Collection entries:
━━━━━━━━━━
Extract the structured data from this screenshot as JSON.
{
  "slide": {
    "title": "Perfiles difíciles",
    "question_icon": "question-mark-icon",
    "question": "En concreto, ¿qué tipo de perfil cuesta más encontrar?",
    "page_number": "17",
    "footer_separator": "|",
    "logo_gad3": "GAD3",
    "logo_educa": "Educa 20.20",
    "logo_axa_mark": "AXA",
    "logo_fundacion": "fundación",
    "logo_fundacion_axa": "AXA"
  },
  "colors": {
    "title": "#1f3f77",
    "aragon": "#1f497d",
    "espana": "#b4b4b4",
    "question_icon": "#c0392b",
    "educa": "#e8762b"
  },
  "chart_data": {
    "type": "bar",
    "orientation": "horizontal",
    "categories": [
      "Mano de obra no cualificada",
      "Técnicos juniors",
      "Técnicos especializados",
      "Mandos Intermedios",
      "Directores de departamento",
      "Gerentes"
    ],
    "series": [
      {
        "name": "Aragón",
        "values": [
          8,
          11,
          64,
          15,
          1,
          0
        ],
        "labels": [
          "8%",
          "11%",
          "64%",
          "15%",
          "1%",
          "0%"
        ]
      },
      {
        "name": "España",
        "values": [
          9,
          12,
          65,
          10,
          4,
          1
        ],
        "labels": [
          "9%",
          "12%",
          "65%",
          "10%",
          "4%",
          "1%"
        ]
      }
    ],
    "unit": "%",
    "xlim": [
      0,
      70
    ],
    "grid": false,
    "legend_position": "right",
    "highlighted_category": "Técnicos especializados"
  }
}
━━━━━━━━━━
> [SET PROBLEM]: List the lines that contain the word "especializados".

> [TASK SOLUTION]:
      "Técnicos especializados",
    "highlighted_category": "Técnicos especializados"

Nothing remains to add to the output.